◆ DO THIS:
Print the entire listing. Each line must match the original exactly.

Data entries:
_ _ _

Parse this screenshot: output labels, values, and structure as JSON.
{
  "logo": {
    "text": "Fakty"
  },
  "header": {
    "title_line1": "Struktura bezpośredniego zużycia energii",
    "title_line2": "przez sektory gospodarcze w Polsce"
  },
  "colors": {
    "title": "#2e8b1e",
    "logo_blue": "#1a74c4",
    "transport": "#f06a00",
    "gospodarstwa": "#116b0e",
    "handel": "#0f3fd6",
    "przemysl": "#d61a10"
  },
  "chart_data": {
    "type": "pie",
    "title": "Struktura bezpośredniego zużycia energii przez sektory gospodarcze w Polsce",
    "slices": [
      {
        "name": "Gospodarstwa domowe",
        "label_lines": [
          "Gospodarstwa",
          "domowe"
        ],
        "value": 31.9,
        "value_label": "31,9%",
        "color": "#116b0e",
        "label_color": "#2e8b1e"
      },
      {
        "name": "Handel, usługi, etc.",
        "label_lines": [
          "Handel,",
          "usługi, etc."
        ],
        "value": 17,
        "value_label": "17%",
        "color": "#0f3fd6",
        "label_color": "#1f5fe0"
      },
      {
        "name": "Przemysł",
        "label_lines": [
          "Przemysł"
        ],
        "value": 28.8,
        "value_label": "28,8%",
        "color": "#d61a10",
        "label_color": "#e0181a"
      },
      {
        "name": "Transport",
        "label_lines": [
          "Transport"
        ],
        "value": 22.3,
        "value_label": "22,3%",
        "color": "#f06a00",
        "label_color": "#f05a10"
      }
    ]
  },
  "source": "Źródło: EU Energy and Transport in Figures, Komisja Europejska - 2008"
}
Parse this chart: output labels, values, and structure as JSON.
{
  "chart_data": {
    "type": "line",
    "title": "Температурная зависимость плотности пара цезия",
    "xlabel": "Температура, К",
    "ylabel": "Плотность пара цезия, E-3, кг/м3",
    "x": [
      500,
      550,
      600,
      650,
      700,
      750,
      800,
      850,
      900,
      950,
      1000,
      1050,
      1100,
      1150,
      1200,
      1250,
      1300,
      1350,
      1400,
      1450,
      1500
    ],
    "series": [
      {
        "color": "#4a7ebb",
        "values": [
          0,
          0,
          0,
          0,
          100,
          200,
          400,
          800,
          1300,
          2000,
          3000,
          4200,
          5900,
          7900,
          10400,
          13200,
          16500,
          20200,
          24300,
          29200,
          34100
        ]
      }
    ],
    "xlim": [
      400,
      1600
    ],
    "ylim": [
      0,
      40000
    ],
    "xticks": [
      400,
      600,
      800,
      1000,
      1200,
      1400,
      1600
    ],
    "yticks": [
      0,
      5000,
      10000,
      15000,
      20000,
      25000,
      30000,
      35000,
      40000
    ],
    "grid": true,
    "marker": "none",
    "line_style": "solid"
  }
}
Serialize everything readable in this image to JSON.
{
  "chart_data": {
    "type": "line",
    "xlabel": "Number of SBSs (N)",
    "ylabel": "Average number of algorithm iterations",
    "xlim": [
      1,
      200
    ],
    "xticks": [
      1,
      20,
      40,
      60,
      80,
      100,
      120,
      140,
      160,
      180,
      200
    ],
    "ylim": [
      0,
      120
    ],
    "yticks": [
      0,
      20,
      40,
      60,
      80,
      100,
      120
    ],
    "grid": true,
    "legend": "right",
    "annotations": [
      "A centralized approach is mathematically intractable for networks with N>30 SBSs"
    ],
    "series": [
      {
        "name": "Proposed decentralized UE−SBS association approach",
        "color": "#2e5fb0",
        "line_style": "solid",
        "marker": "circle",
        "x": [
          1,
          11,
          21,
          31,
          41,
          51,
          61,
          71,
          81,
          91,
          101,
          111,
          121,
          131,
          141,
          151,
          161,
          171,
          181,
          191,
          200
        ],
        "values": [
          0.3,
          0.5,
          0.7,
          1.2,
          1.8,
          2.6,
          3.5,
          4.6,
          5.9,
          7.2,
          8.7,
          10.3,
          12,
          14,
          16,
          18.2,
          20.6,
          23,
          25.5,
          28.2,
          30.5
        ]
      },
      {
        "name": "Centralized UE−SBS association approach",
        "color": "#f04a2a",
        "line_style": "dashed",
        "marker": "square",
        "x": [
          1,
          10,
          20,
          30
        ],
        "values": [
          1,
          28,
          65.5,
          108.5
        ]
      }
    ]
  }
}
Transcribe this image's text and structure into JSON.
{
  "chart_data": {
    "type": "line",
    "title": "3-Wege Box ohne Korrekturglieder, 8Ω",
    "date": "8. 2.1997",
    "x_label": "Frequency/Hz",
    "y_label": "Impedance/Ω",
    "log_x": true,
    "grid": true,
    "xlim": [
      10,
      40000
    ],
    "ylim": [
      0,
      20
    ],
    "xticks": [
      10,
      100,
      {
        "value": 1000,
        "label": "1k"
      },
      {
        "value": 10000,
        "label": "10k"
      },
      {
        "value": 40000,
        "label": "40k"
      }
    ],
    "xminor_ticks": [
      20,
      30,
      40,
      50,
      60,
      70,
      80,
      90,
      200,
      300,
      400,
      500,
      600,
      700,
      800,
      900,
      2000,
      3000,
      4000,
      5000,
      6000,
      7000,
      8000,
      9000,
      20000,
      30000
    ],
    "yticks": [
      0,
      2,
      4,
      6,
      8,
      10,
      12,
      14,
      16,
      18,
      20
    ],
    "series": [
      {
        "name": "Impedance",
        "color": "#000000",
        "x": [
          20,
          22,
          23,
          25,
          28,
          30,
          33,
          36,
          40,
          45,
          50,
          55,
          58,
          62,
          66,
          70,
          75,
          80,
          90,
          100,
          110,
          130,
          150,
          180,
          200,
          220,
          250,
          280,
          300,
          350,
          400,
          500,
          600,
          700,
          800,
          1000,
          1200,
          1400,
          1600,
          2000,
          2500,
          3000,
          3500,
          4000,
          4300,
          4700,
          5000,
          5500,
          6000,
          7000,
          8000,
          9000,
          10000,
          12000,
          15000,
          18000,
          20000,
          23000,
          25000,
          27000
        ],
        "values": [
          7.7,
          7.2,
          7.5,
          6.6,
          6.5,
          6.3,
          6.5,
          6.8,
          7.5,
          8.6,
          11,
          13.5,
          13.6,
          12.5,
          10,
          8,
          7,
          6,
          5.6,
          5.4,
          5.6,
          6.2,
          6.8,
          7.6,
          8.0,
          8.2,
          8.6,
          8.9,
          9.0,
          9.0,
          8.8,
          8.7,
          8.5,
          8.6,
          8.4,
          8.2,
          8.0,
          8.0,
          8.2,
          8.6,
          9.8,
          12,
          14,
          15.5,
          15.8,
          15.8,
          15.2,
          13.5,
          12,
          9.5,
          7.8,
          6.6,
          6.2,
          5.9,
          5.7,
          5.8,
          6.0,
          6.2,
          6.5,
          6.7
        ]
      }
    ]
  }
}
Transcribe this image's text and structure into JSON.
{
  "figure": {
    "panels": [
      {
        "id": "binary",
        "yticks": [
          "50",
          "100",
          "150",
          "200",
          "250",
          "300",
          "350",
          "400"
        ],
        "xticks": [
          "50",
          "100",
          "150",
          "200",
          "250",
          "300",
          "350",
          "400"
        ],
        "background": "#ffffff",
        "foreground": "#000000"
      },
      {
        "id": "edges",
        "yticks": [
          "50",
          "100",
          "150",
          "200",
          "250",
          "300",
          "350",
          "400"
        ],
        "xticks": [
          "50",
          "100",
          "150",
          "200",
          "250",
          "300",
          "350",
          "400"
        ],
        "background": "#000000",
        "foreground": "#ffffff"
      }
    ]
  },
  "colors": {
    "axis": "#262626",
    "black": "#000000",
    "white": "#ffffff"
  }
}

_ _ _

◆ ANSWER BELOW:
Parse this screenshot: output labels, values, and structure as JSON.
{
  "logo": {
    "text": "Fakty"
  },
  "header": {
    "title_line1": "Struktura bezpośredniego zużycia energii",
    "title_line2": "przez sektory gospodarcze w Polsce"
  },
  "colors": {
    "title": "#2e8b1e",
    "logo_blue": "#1a74c4",
    "transport": "#f06a00",
    "gospodarstwa": "#116b0e",
    "handel": "#0f3fd6",
    "przemysl": "#d61a10"
  },
  "chart_data": {
    "type": "pie",
    "title": "Struktura bezpośredniego zużycia energii przez sektory gospodarcze w Polsce",
    "slices": [
      {
        "name": "Gospodarstwa domowe",
        "label_lines": [
          "Gospodarstwa",
          "domowe"
        ],
        "value": 31.9,
        "value_label": "31,9%",
        "color": "#116b0e",
        "label_color": "#2e8b1e"
      },
      {
        "name": "Handel, usługi, etc.",
        "label_lines": [
          "Handel,",
          "usługi, etc."
        ],
        "value": 17,
        "value_label": "17%",
        "color": "#0f3fd6",
        "label_color": "#1f5fe0"
      },
      {
        "name": "Przemysł",
        "label_lines": [
          "Przemysł"
        ],
        "value": 28.8,
        "value_label": "28,8%",
        "color": "#d61a10",
        "label_color": "#e0181a"
      },
      {
        "name": "Transport",
        "label_lines": [
          "Transport"
        ],
        "value": 22.3,
        "value_label": "22,3%",
        "color": "#f06a00",
        "label_color": "#f05a10"
      }
    ]
  },
  "source": "Źródło: EU Energy and Transport in Figures, Komisja Europejska - 2008"
}
Parse this chart: output labels, values, and structure as JSON.
{
  "chart_data": {
    "type": "line",
    "title": "Температурная зависимость плотности пара цезия",
    "xlabel": "Температура, К",
    "ylabel": "Плотность пара цезия, E-3, кг/м3",
    "x": [
      500,
      550,
      600,
      650,
      700,
      750,
      800,
      850,
      900,
      950,
      1000,
      1050,
      1100,
      1150,
      1200,
      1250,
      1300,
      1350,
      1400,
      1450,
      1500
    ],
    "series": [
      {
        "color": "#4a7ebb",
        "values": [
          0,
          0,
          0,
          0,
          100,
          200,
          400,
          800,
          1300,
          2000,
          3000,
          4200,
          5900,
          7900,
          10400,
          13200,
          16500,
          20200,
          24300,
          29200,
          34100
        ]
      }
    ],
    "xlim": [
      400,
      1600
    ],
    "ylim": [
      0,
      40000
    ],
    "xticks": [
      400,
      600,
      800,
      1000,
      1200,
      1400,
      1600
    ],
    "yticks": [
      0,
      5000,
      10000,
      15000,
      20000,
      25000,
      30000,
      35000,
      40000
    ],
    "grid": true,
    "marker": "none",
    "line_style": "solid"
  }
}
Serialize everything readable in this image to JSON.
{
  "chart_data": {
    "type": "line",
    "xlabel": "Number of SBSs (N)",
    "ylabel": "Average number of algorithm iterations",
    "xlim": [
      1,
      200
    ],
    "xticks": [
      1,
      20,
      40,
      60,
      80,
      100,
      120,
      140,
      160,
      180,
      200
    ],
    "ylim": [
      0,
      120
    ],
    "yticks": [
      0,
      20,
      40,
      60,
      80,
      100,
      120
    ],
    "grid": true,
    "legend": "right",
    "annotations": [
      "A centralized approach is mathematically intractable for networks with N>30 SBSs"
    ],
    "series": [
      {
        "name": "Proposed decentralized UE−SBS association approach",
        "color": "#2e5fb0",
        "line_style": "solid",
        "marker": "circle",
        "x": [
          1,
          11,
          21,
          31,
          41,
          51,
          61,
          71,
          81,
          91,
          101,
          111,
          121,
          131,
          141,
          151,
          161,
          171,
          181,
          191,
          200
        ],
        "values": [
          0.3,
          0.5,
          0.7,
          1.2,
          1.8,
          2.6,
          3.5,
          4.6,
          5.9,
          7.2,
          8.7,
          10.3,
          12,
          14,
          16,
          18.2,
          20.6,
          23,
          25.5,
          28.2,
          30.5
        ]
      },
      {
        "name": "Centralized UE−SBS association approach",
        "color": "#f04a2a",
        "line_style": "dashed",
        "marker": "square",
        "x": [
          1,
          10,
          20,
          30
        ],
        "values": [
          1,
          28,
          65.5,
          108.5
        ]
      }
    ]
  }
}
Transcribe this image's text and structure into JSON.
{
  "chart_data": {
    "type": "line",
    "title": "3-Wege Box ohne Korrekturglieder, 8Ω",
    "date": "8. 2.1997",
    "x_label": "Frequency/Hz",
    "y_label": "Impedance/Ω",
    "log_x": true,
    "grid": true,
    "xlim": [
      10,
      40000
    ],
    "ylim": [
      0,
      20
    ],
    "xticks": [
      10,
      100,
      {
        "value": 1000,
        "label": "1k"
      },
      {
        "value": 10000,
        "label": "10k"
      },
      {
        "value": 40000,
        "label": "40k"
      }
    ],
    "xminor_ticks": [
      20,
      30,
      40,
      50,
      60,
      70,
      80,
      90,
      200,
      300,
      400,
      500,
      600,
      700,
      800,
      900,
      2000,
      3000,
      4000,
      5000,
      6000,
      7000,
      8000,
      9000,
      20000,
      30000
    ],
    "yticks": [
      0,
      2,
      4,
      6,
      8,
      10,
      12,
      14,
      16,
      18,
      20
    ],
    "series": [
      {
        "name": "Impedance",
        "color": "#000000",
        "x": [
          20,
          22,
          23,
          25,
          28,
          30,
          33,
          36,
          40,
          45,
          50,
          55,
          58,
          62,
          66,
          70,
          75,
          80,
          90,
          100,
          110,
          130,
          150,
          180,
          200,
          220,
          250,
          280,
          300,
          350,
          400,
          500,
          600,
          700,
          800,
          1000,
          1200,
          1400,
          1600,
          2000,
          2500,
          3000,
          3500,
          4000,
          4300,
          4700,
          5000,
          5500,
          6000,
          7000,
          8000,
          9000,
          10000,
          12000,
          15000,
          18000,
          20000,
          23000,
          25000,
          27000
        ],
        "values": [
          7.7,
          7.2,
          7.5,
          6.6,
          6.5,
          6.3,
          6.5,
          6.8,
          7.5,
          8.6,
          11,
          13.5,
          13.6,
          12.5,
          10,
          8,
          7,
          6,
          5.6,
          5.4,
          5.6,
          6.2,
          6.8,
          7.6,
          8.0,
          8.2,
          8.6,
          8.9,
          9.0,
          9.0,
          8.8,
          8.7,
          8.5,
          8.6,
          8.4,
          8.2,
          8.0,
          8.0,
          8.2,
          8.6,
          9.8,
          12,
          14,
          15.5,
          15.8,
          15.8,
          15.2,
          13.5,
          12,
          9.5,
          7.8,
          6.6,
          6.2,
          5.9,
          5.7,
          5.8,
          6.0,
          6.2,
          6.5,
          6.7
        ]
      }
    ]
  }
}
Transcribe this image's text and structure into JSON.
{
  "figure": {
    "panels": [
      {
        "id": "binary",
        "yticks": [
          "50",
          "100",
          "150",
          "200",
          "250",
          "300",
          "350",
          "400"
        ],
        "xticks": [
          "50",
          "100",
          "150",
          "200",
          "250",
          "300",
          "350",
          "400"
        ],
        "background": "#ffffff",
        "foreground": "#000000"
      },
      {
        "id": "edges",
        "yticks": [
          "50",
          "100",
          "150",
          "200",
          "250",
          "300",
          "350",
          "400"
        ],
        "xticks": [
          "50",
          "100",
          "150",
          "200",
          "250",
          "300",
          "350",
          "400"
        ],
        "background": "#000000",
        "foreground": "#ffffff"
      }
    ]
  },
  "colors": {
    "axis": "#262626",
    "black": "#000000",
    "white": "#ffffff"
  }
}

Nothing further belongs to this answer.